● **What you have to do**: Please give the data below again in full, exactly as it stands.

● **Input for this task**:
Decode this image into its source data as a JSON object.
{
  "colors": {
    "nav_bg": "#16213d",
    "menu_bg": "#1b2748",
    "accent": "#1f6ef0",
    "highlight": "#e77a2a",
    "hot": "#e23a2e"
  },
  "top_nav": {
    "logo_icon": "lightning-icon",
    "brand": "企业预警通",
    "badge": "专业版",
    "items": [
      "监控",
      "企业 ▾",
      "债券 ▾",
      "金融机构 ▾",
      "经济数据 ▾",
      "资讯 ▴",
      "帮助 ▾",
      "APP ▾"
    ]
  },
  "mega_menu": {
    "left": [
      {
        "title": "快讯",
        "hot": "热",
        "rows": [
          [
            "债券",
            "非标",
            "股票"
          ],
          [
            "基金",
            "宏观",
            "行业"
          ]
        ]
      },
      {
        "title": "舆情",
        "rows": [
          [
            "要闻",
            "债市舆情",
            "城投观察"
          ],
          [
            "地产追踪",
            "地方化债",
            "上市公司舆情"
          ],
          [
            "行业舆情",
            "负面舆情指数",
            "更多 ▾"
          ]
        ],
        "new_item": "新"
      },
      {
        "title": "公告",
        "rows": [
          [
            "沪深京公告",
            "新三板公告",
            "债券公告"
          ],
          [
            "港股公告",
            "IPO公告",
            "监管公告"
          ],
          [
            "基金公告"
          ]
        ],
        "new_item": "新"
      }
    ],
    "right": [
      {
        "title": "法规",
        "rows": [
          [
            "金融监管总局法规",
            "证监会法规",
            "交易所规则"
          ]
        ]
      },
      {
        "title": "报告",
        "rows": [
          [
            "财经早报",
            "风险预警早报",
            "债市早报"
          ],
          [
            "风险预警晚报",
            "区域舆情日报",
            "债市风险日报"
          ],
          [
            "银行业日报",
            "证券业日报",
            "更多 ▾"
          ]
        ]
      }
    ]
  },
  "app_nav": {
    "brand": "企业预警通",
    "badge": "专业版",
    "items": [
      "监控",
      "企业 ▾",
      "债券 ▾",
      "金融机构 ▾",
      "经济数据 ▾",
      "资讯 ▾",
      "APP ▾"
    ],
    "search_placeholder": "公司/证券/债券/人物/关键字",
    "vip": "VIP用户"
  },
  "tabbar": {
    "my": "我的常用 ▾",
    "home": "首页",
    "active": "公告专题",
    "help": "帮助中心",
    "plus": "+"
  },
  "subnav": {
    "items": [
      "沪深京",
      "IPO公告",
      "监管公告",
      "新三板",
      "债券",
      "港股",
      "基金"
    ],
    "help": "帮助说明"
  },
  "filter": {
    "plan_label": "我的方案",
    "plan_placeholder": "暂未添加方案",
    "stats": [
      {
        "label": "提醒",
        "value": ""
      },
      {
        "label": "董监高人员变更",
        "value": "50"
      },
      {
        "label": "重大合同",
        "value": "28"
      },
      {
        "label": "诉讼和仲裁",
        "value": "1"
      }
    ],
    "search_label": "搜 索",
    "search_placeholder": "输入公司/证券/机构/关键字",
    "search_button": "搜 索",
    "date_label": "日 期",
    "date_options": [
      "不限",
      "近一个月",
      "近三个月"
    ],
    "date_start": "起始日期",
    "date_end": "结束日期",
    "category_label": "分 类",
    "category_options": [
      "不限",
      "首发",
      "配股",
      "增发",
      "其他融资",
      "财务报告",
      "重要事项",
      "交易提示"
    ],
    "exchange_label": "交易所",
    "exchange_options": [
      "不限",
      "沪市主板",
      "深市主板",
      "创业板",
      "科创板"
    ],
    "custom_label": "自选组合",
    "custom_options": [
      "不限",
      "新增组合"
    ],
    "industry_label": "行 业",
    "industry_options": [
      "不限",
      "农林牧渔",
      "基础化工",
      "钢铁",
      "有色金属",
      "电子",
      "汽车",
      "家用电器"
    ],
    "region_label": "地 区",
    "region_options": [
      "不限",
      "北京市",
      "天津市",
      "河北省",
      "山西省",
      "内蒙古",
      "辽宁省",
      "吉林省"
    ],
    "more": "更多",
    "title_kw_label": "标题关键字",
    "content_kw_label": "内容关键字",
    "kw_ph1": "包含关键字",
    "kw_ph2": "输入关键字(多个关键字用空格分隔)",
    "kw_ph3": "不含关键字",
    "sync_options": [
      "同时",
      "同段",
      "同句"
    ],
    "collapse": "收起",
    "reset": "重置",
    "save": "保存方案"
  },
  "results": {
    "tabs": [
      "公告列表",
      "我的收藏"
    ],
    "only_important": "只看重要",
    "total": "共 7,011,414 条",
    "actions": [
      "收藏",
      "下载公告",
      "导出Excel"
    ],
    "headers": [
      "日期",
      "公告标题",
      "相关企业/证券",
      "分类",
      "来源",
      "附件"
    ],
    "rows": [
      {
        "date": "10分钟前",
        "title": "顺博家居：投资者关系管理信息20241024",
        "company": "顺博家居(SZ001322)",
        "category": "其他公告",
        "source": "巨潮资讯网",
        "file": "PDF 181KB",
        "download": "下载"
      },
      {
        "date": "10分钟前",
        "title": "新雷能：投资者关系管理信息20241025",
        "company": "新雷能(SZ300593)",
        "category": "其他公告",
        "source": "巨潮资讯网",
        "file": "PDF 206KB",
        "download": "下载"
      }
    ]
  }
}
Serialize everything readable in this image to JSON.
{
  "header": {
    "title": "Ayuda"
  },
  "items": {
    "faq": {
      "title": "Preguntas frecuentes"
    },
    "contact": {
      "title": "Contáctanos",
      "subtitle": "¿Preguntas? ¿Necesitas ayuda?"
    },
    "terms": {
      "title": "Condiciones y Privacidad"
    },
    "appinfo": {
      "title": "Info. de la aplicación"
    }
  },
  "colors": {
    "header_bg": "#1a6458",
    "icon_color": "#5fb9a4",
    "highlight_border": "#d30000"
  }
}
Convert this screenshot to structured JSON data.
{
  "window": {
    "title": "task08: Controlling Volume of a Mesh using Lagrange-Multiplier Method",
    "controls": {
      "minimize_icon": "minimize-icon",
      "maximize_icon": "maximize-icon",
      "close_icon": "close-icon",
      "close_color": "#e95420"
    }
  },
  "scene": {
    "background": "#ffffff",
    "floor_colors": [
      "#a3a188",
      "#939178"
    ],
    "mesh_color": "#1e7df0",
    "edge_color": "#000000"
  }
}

● **Solution to the problem**:
Decode this image into its source data as a JSON object.
{
  "colors": {
    "nav_bg": "#16213d",
    "menu_bg": "#1b2748",
    "accent": "#1f6ef0",
    "highlight": "#e77a2a",
    "hot": "#e23a2e"
  },
  "top_nav": {
    "logo_icon": "lightning-icon",
    "brand": "企业预警通",
    "badge": "专业版",
    "items": [
      "监控",
      "企业 ▾",
      "债券 ▾",
      "金融机构 ▾",
      "经济数据 ▾",
      "资讯 ▴",
      "帮助 ▾",
      "APP ▾"
    ]
  },
  "mega_menu": {
    "left": [
      {
        "title": "快讯",
        "hot": "热",
        "rows": [
          [
            "债券",
            "非标",
            "股票"
          ],
          [
            "基金",
            "宏观",
            "行业"
          ]
        ]
      },
      {
        "title": "舆情",
        "rows": [
          [
            "要闻",
            "债市舆情",
            "城投观察"
          ],
          [
            "地产追踪",
            "地方化债",
            "上市公司舆情"
          ],
          [
            "行业舆情",
            "负面舆情指数",
            "更多 ▾"
          ]
        ],
        "new_item": "新"
      },
      {
        "title": "公告",
        "rows": [
          [
            "沪深京公告",
            "新三板公告",
            "债券公告"
          ],
          [
            "港股公告",
            "IPO公告",
            "监管公告"
          ],
          [
            "基金公告"
          ]
        ],
        "new_item": "新"
      }
    ],
    "right": [
      {
        "title": "法规",
        "rows": [
          [
            "金融监管总局法规",
            "证监会法规",
            "交易所规则"
          ]
        ]
      },
      {
        "title": "报告",
        "rows": [
          [
            "财经早报",
            "风险预警早报",
            "债市早报"
          ],
          [
            "风险预警晚报",
            "区域舆情日报",
            "债市风险日报"
          ],
          [
            "银行业日报",
            "证券业日报",
            "更多 ▾"
          ]
        ]
      }
    ]
  },
  "app_nav": {
    "brand": "企业预警通",
    "badge": "专业版",
    "items": [
      "监控",
      "企业 ▾",
      "债券 ▾",
      "金融机构 ▾",
      "经济数据 ▾",
      "资讯 ▾",
      "APP ▾"
    ],
    "search_placeholder": "公司/证券/债券/人物/关键字",
    "vip": "VIP用户"
  },
  "tabbar": {
    "my": "我的常用 ▾",
    "home": "首页",
    "active": "公告专题",
    "help": "帮助中心",
    "plus": "+"
  },
  "subnav": {
    "items": [
      "沪深京",
      "IPO公告",
      "监管公告",
      "新三板",
      "债券",
      "港股",
      "基金"
    ],
    "help": "帮助说明"
  },
  "filter": {
    "plan_label": "我的方案",
    "plan_placeholder": "暂未添加方案",
    "stats": [
      {
        "label": "提醒",
        "value": ""
      },
      {
        "label": "董监高人员变更",
        "value": "50"
      },
      {
        "label": "重大合同",
        "value": "28"
      },
      {
        "label": "诉讼和仲裁",
        "value": "1"
      }
    ],
    "search_label": "搜 索",
    "search_placeholder": "输入公司/证券/机构/关键字",
    "search_button": "搜 索",
    "date_label": "日 期",
    "date_options": [
      "不限",
      "近一个月",
      "近三个月"
    ],
    "date_start": "起始日期",
    "date_end": "结束日期",
    "category_label": "分 类",
    "category_options": [
      "不限",
      "首发",
      "配股",
      "增发",
      "其他融资",
      "财务报告",
      "重要事项",
      "交易提示"
    ],
    "exchange_label": "交易所",
    "exchange_options": [
      "不限",
      "沪市主板",
      "深市主板",
      "创业板",
      "科创板"
    ],
    "custom_label": "自选组合",
    "custom_options": [
      "不限",
      "新增组合"
    ],
    "industry_label": "行 业",
    "industry_options": [
      "不限",
      "农林牧渔",
      "基础化工",
      "钢铁",
      "有色金属",
      "电子",
      "汽车",
      "家用电器"
    ],
    "region_label": "地 区",
    "region_options": [
      "不限",
      "北京市",
      "天津市",
      "河北省",
      "山西省",
      "内蒙古",
      "辽宁省",
      "吉林省"
    ],
    "more": "更多",
    "title_kw_label": "标题关键字",
    "content_kw_label": "内容关键字",
    "kw_ph1": "包含关键字",
    "kw_ph2": "输入关键字(多个关键字用空格分隔)",
    "kw_ph3": "不含关键字",
    "sync_options": [
      "同时",
      "同段",
      "同句"
    ],
    "collapse": "收起",
    "reset": "重置",
    "save": "保存方案"
  },
  "results": {
    "tabs": [
      "公告列表",
      "我的收藏"
    ],
    "only_important": "只看重要",
    "total": "共 7,011,414 条",
    "actions": [
      "收藏",
      "下载公告",
      "导出Excel"
    ],
    "headers": [
      "日期",
      "公告标题",
      "相关企业/证券",
      "分类",
      "来源",
      "附件"
    ],
    "rows": [
      {
        "date": "10分钟前",
        "title": "顺博家居：投资者关系管理信息20241024",
        "company": "顺博家居(SZ001322)",
        "category": "其他公告",
        "source": "巨潮资讯网",
        "file": "PDF 181KB",
        "download": "下载"
      },
      {
        "date": "10分钟前",
        "title": "新雷能：投资者关系管理信息20241025",
        "company": "新雷能(SZ300593)",
        "category": "其他公告",
        "source": "巨潮资讯网",
        "file": "PDF 206KB",
        "download": "下载"
      }
    ]
  }
}
Serialize everything readable in this image to JSON.
{
  "header": {
    "title": "Ayuda"
  },
  "items": {
    "faq": {
      "title": "Preguntas frecuentes"
    },
    "contact": {
      "title": "Contáctanos",
      "subtitle": "¿Preguntas? ¿Necesitas ayuda?"
    },
    "terms": {
      "title": "Condiciones y Privacidad"
    },
    "appinfo": {
      "title": "Info. de la aplicación"
    }
  },
  "colors": {
    "header_bg": "#1a6458",
    "icon_color": "#5fb9a4",
    "highlight_border": "#d30000"
  }
}
Convert this screenshot to structured JSON data.
{
  "window": {
    "title": "task08: Controlling Volume of a Mesh using Lagrange-Multiplier Method",
    "controls": {
      "minimize_icon": "minimize-icon",
      "maximize_icon": "maximize-icon",
      "close_icon": "close-icon",
      "close_color": "#e95420"
    }
  },
  "scene": {
    "background": "#ffffff",
    "floor_colors": [
      "#a3a188",
      "#939178"
    ],
    "mesh_color": "#1e7df0",
    "edge_color": "#000000"
  }
}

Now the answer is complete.